§ **WORK REQUIRED**
Search the material for the string "icon", then report how many lines hold it, with no other text.

[start RECORDED INFORMATION]

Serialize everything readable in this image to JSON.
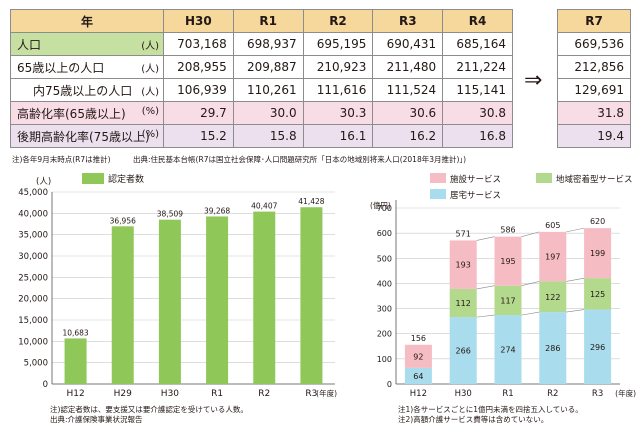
{
  "table": {
    "header": {
      "label": "年",
      "years": [
        "H30",
        "R1",
        "R2",
        "R3",
        "R4"
      ],
      "r7": "R7"
    },
    "rows": [
      {
        "label": "人口",
        "unit": "(人)",
        "values": [
          "703,168",
          "698,937",
          "695,195",
          "690,431",
          "685,164"
        ],
        "r7": "669,536",
        "style": "green"
      },
      {
        "label": "65歳以上の人口",
        "unit": "(人)",
        "values": [
          "208,955",
          "209,887",
          "210,923",
          "211,480",
          "211,224"
        ],
        "r7": "212,856",
        "style": "plain"
      },
      {
        "label": "内75歳以上の人口",
        "unit": "(人)",
        "values": [
          "106,939",
          "110,261",
          "111,616",
          "111,524",
          "115,141"
        ],
        "r7": "129,691",
        "style": "plain"
      },
      {
        "label": "高齢化率(65歳以上)",
        "unit": "(%)",
        "values": [
          "29.7",
          "30.0",
          "30.3",
          "30.6",
          "30.8"
        ],
        "r7": "31.8",
        "style": "pink"
      },
      {
        "label": "後期高齢化率(75歳以上)",
        "unit": "(%)",
        "values": [
          "15.2",
          "15.8",
          "16.1",
          "16.2",
          "16.8"
        ],
        "r7": "19.4",
        "style": "purple"
      }
    ],
    "arrow": "⇒",
    "note": "注)各年9月末時点(R7は推計)　　　出典:住民基本台帳(R7は国立社会保障･人口問題研究所「日本の地域別将来人口(2018年3月推計)」)"
  },
  "chart_data": [
    {
      "type": "bar",
      "title": "",
      "legend": [
        "認定者数"
      ],
      "ylabel": "(人)",
      "xlabel": "(年度)",
      "categories": [
        "H12",
        "H29",
        "H30",
        "R1",
        "R2",
        "R3"
      ],
      "values": [
        10683,
        36956,
        38509,
        39268,
        40407,
        41428
      ],
      "value_labels": [
        "10,683",
        "36,956",
        "38,509",
        "39,268",
        "40,407",
        "41,428"
      ],
      "ylim": [
        0,
        45000
      ],
      "yticks": [
        0,
        5000,
        10000,
        15000,
        20000,
        25000,
        30000,
        35000,
        40000,
        45000
      ],
      "ytick_labels": [
        "0",
        "5,000",
        "10,000",
        "15,000",
        "20,000",
        "25,000",
        "30,000",
        "35,000",
        "40,000",
        "45,000"
      ],
      "colors": {
        "bar": "#8fc858"
      },
      "notes": [
        "注)認定者数は、要支援又は要介護認定を受けている人数。",
        "出典:介護保険事業状況報告"
      ]
    },
    {
      "type": "bar",
      "stacked": true,
      "title": "",
      "ylabel": "(億円)",
      "xlabel": "(年度)",
      "categories": [
        "H12",
        "H30",
        "R1",
        "R2",
        "R3"
      ],
      "series": [
        {
          "name": "居宅サービス",
          "values": [
            64,
            266,
            274,
            286,
            296
          ],
          "color": "#a9dcec"
        },
        {
          "name": "地域密着型サービス",
          "values": [
            0,
            112,
            117,
            122,
            125
          ],
          "color": "#b3d98d"
        },
        {
          "name": "施設サービス",
          "values": [
            92,
            193,
            195,
            197,
            199
          ],
          "color": "#f6bcc4"
        }
      ],
      "totals": [
        156,
        571,
        586,
        605,
        620
      ],
      "ylim": [
        0,
        700
      ],
      "yticks": [
        0,
        100,
        200,
        300,
        400,
        500,
        600,
        700
      ],
      "legend": [
        "施設サービス",
        "地域密着型サービス",
        "居宅サービス"
      ],
      "notes": [
        "注1)各サービスごとに1億円未満を四捨五入している。",
        "注2)高額介護サービス費等は含めていない。"
      ]
    }
  ]
}
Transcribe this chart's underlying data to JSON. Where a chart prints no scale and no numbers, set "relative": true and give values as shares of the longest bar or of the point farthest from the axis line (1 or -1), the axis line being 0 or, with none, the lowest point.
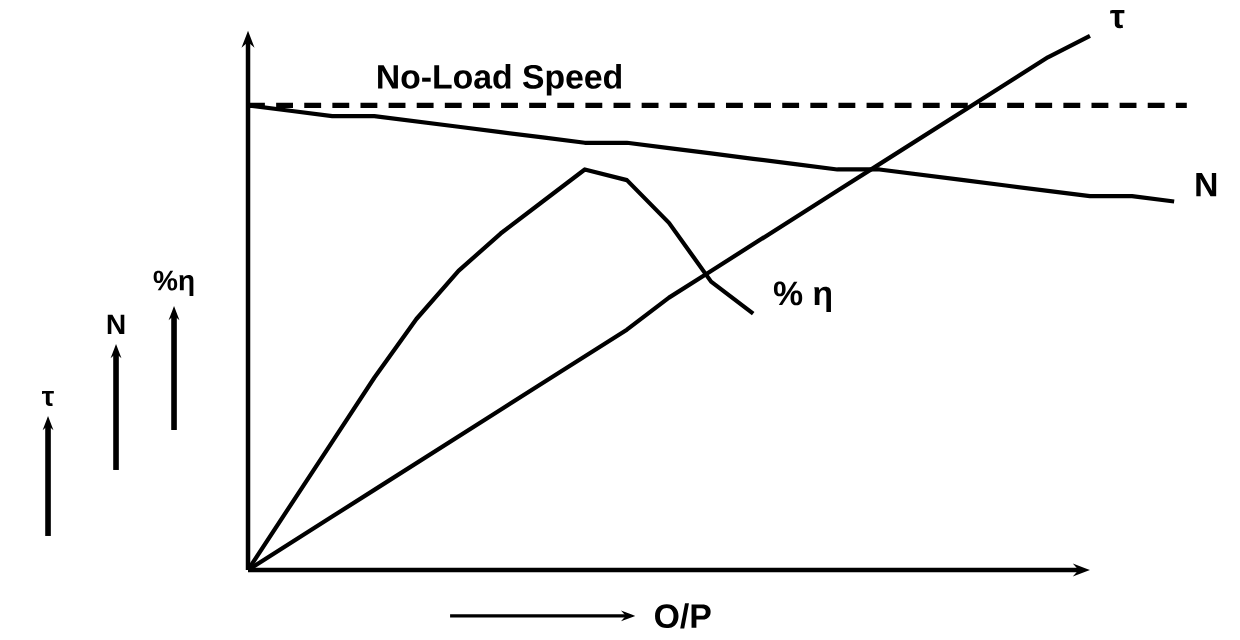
{
  "chart_data": {
    "type": "line",
    "relative": true,
    "xlabel": "O/P",
    "marker": "none",
    "line_style": "solid",
    "annotations": [
      "τ",
      "N",
      "%η"
    ],
    "categories": [
      null,
      null,
      null,
      null,
      null,
      null,
      null,
      null,
      null,
      null,
      null,
      null,
      null,
      null,
      null,
      null,
      null,
      null,
      null,
      null,
      null,
      null,
      null
    ],
    "series": [
      {
        "name": "N",
        "color": "#000000",
        "values": [
          0.87,
          0.86,
          0.85,
          0.85,
          0.84,
          0.83,
          0.82,
          0.81,
          0.8,
          0.8,
          0.79,
          0.78,
          0.77,
          0.76,
          0.75,
          0.75,
          0.74,
          0.73,
          0.72,
          0.71,
          0.7,
          0.7,
          0.69
        ]
      },
      {
        "name": "% η",
        "color": "#000000",
        "values": [
          0,
          0.12,
          0.24,
          0.36,
          0.47,
          0.56,
          0.63,
          0.69,
          0.75,
          0.73,
          0.65,
          0.54,
          0.48,
          null,
          null,
          null,
          null,
          null,
          null,
          null,
          null,
          null,
          null
        ]
      },
      {
        "name": "τ",
        "color": "#000000",
        "values": [
          0,
          0.05,
          0.1,
          0.15,
          0.2,
          0.25,
          0.3,
          0.35,
          0.4,
          0.45,
          0.51,
          0.56,
          0.61,
          0.66,
          0.71,
          0.76,
          0.81,
          0.86,
          0.91,
          0.96,
          1.0,
          null,
          null
        ]
      }
    ],
    "ref_lines": [
      {
        "axis": "y",
        "value": 0.87,
        "label": "No-Load Speed",
        "line_style": "dashed"
      }
    ]
  }
}
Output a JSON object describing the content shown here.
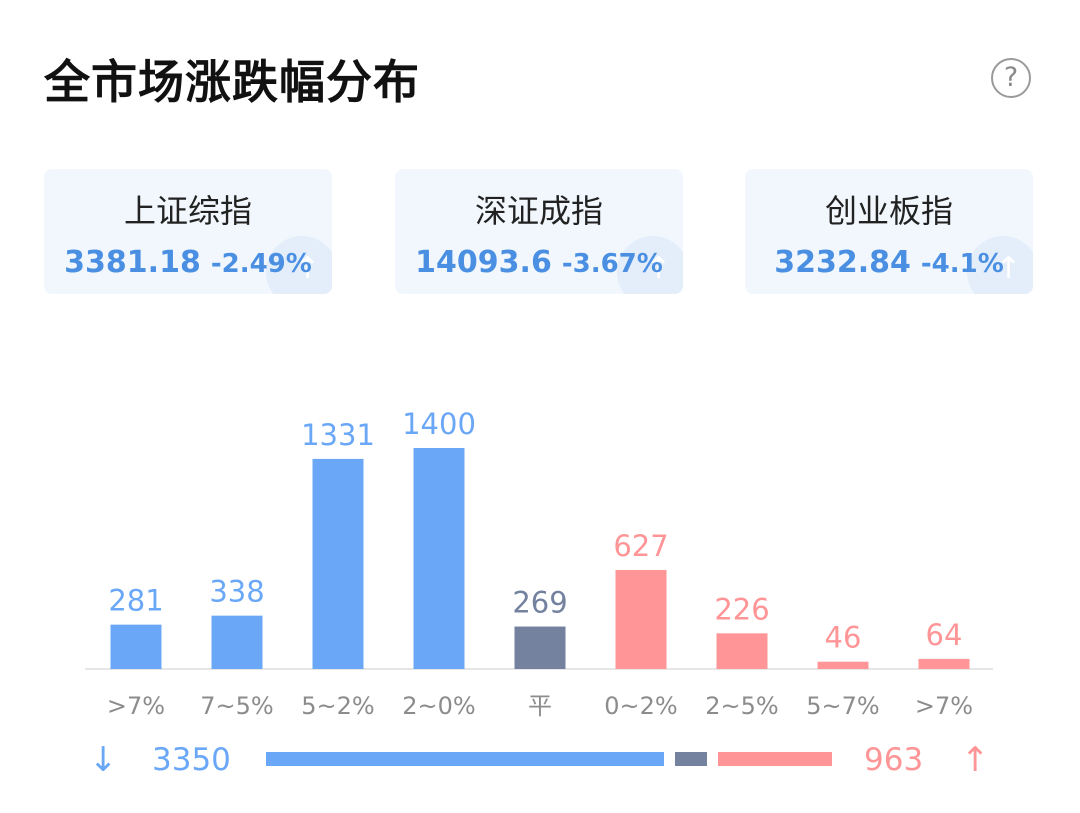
{
  "header": {
    "title": "全市场涨跌幅分布",
    "help_label": "?",
    "help_icon": "question-circle-icon"
  },
  "indices": [
    {
      "name": "上证综指",
      "value": "3381.18",
      "change": "-2.49%"
    },
    {
      "name": "深证成指",
      "value": "14093.6",
      "change": "-3.67%"
    },
    {
      "name": "创业板指",
      "value": "3232.84",
      "change": "-4.1%"
    }
  ],
  "colors": {
    "down": "#6aa8f7",
    "flat": "#74829f",
    "up": "#ff9596",
    "index_text": "#4a8fe2"
  },
  "chart_data": {
    "type": "bar",
    "categories": [
      ">7%",
      "7~5%",
      "5~2%",
      "2~0%",
      "平",
      "0~2%",
      "2~5%",
      "5~7%",
      ">7%"
    ],
    "values": [
      281,
      338,
      1331,
      1400,
      269,
      627,
      226,
      46,
      64
    ],
    "groups": [
      "down",
      "down",
      "down",
      "down",
      "flat",
      "up",
      "up",
      "up",
      "up"
    ],
    "ylim": [
      0,
      1400
    ]
  },
  "summary": {
    "down_count": "3350",
    "flat_count": 269,
    "up_count": "963",
    "down_icon": "arrow-down-icon",
    "up_icon": "arrow-up-icon"
  }
}
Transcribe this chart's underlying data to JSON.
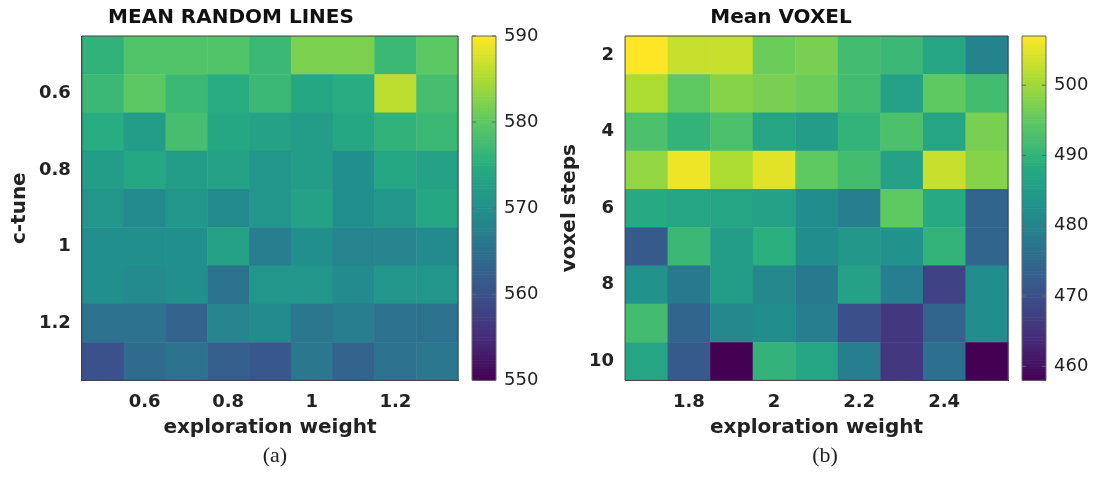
{
  "chart_data": [
    {
      "type": "heatmap",
      "title": "MEAN RANDOM LINES",
      "xlabel": "exploration weight",
      "ylabel": "c-tune",
      "categories": [
        null,
        "0.6",
        null,
        "0.8",
        null,
        "1",
        null,
        "1.2",
        null
      ],
      "y_categories": [
        null,
        "0.6",
        null,
        "0.8",
        null,
        "1",
        null,
        "1.2",
        null
      ],
      "cells": [
        [
          576,
          579,
          579,
          579,
          577,
          582,
          582,
          577,
          580
        ],
        [
          577,
          580,
          577,
          575,
          577,
          574,
          575,
          586,
          578
        ],
        [
          575,
          572,
          578,
          574,
          573,
          572,
          574,
          576,
          577
        ],
        [
          572,
          574,
          572,
          573,
          571,
          572,
          570,
          574,
          573
        ],
        [
          571,
          569,
          571,
          569,
          571,
          573,
          570,
          571,
          574
        ],
        [
          570,
          570,
          570,
          573,
          567,
          570,
          568,
          568,
          569
        ],
        [
          570,
          569,
          570,
          565,
          571,
          571,
          569,
          571,
          571
        ],
        [
          565,
          565,
          563,
          568,
          569,
          566,
          567,
          565,
          565
        ],
        [
          560,
          564,
          565,
          562,
          561,
          566,
          563,
          565,
          566
        ]
      ],
      "clim": [
        550,
        590
      ],
      "cticks": [
        550,
        560,
        570,
        580,
        590
      ],
      "annotations": [
        "(a)"
      ]
    },
    {
      "type": "heatmap",
      "title": "Mean VOXEL",
      "xlabel": "exploration weight",
      "ylabel": "voxel steps",
      "categories": [
        null,
        "1.8",
        null,
        "2",
        null,
        "2.2",
        null,
        "2.4",
        null
      ],
      "y_categories": [
        "2",
        null,
        "4",
        null,
        "6",
        null,
        "8",
        null,
        "10"
      ],
      "cells": [
        [
          507,
          503,
          503,
          496,
          497,
          492,
          491,
          487,
          480
        ],
        [
          501,
          495,
          498,
          497,
          496,
          492,
          486,
          495,
          492
        ],
        [
          493,
          490,
          493,
          487,
          485,
          490,
          493,
          487,
          497
        ],
        [
          499,
          506,
          501,
          505,
          495,
          492,
          486,
          503,
          498
        ],
        [
          488,
          487,
          487,
          486,
          482,
          479,
          495,
          488,
          474
        ],
        [
          472,
          491,
          485,
          489,
          482,
          484,
          483,
          490,
          474
        ],
        [
          483,
          478,
          485,
          481,
          478,
          486,
          479,
          468,
          482
        ],
        [
          492,
          474,
          481,
          482,
          479,
          470,
          466,
          474,
          482
        ],
        [
          487,
          472,
          458,
          490,
          487,
          479,
          466,
          476,
          458
        ]
      ],
      "clim": [
        458,
        507
      ],
      "cticks": [
        460,
        470,
        480,
        490,
        500
      ],
      "annotations": [
        "(b)"
      ]
    }
  ]
}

[end RECORDED INFORMATION]

§ **COMPLETE ANSWER**
3